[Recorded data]
───
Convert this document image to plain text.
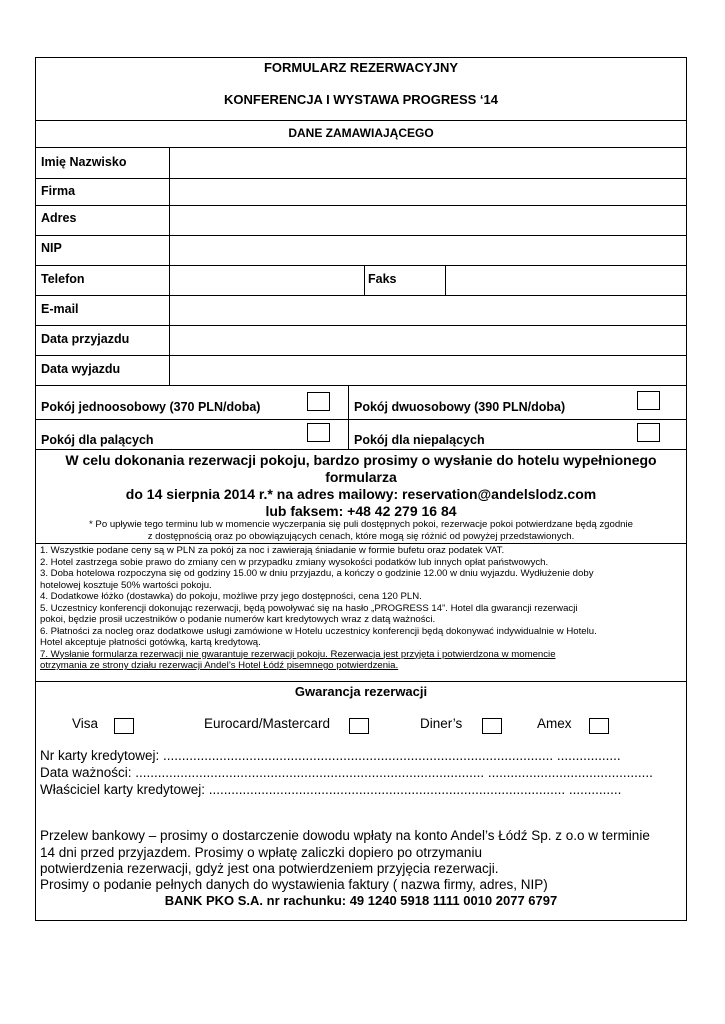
FORMULARZ REZERWACYJNY
KONFERENCJA I WYSTAWA PROGRESS ‘14
DANE ZAMAWIAJĄCEGO
Imię Nazwisko
Firma
Adres
NIP
Telefon	Faks
E-mail
Data przyjazdu
Data wyjazdu
Pokój jednoosobowy (370 PLN/doba)	Pokój dwuosobowy (390 PLN/doba)
Pokój dla palących	Pokój dla niepalących
W celu dokonania rezerwacji pokoju, bardzo prosimy o wysłanie do hotelu wypełnionego
formularza
do 14 sierpnia 2014 r.* na adres mailowy: reservation@andelslodz.com
lub faksem: +48 42 279 16 84
* Po upływie tego terminu lub w momencie wyczerpania się puli dostępnych pokoi, rezerwacje pokoi potwierdzane będą zgodnie
z dostępnością oraz po obowiązujących cenach, które mogą się różnić od powyżej przedstawionych.
1. Wszystkie podane ceny są w PLN za pokój za noc i zawierają śniadanie w formie bufetu oraz podatek VAT.
2. Hotel zastrzega sobie prawo do zmiany cen w przypadku zmiany wysokości podatków lub innych opłat państwowych.
3. Doba hotelowa rozpoczyna się od godziny 15.00 w dniu przyjazdu, a kończy o godzinie 12.00 w dniu wyjazdu. Wydłużenie doby
hotelowej kosztuje 50% wartości pokoju.
4. Dodatkowe łóżko (dostawka) do pokoju, możliwe przy jego dostępności, cena 120 PLN.
5. Uczestnicy konferencji dokonując rezerwacji, będą powoływać się na hasło „PROGRESS 14”. Hotel dla gwarancji rezerwacji
pokoi, będzie prosił uczestników o podanie numerów kart kredytowych wraz z datą ważności.
6. Płatności za nocleg oraz dodatkowe usługi zamówione w Hotelu uczestnicy konferencji będą dokonywać indywidualnie w Hotelu.
Hotel akceptuje płatności gotówką, kartą kredytową.
7. Wysłanie formularza rezerwacji nie gwarantuje rezerwacji pokoju. Rezerwacja jest przyjęta i potwierdzona w momencie
otrzymania ze strony działu rezerwacji Andel’s Hotel Łódź pisemnego potwierdzenia.
Gwarancja rezerwacji
Visa	Eurocard/Mastercard	Diner’s	Amex
Nr karty kredytowej: ........................................................................................................ .................
Data ważności: ............................................................................................. ............................................
Właściciel karty kredytowej: ............................................................................................... ..............
Przelew bankowy – prosimy o dostarczenie dowodu wpłaty na konto Andel’s Łódź Sp. z o.o w terminie
14 dni przed przyjazdem. Prosimy o wpłatę zaliczki dopiero po otrzymaniu
potwierdzenia rezerwacji, gdyż jest ona potwierdzeniem przyjęcia rezerwacji.
Prosimy o podanie pełnych danych do wystawienia faktury ( nazwa firmy, adres, NIP)
BANK PKO S.A. nr rachunku: 49 1240 5918 1111 0010 2077 6797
───
→ **PROBLEM**
Gather up, from the records above, each line where the word "Łódź" appears.

→ **SOLUTION BELOW**
otrzymania ze strony działu rezerwacji Andel’s Hotel Łódź pisemnego potwierdzenia.
Przelew bankowy – prosimy o dostarczenie dowodu wpłaty na konto Andel’s Łódź Sp. z o.o w terminie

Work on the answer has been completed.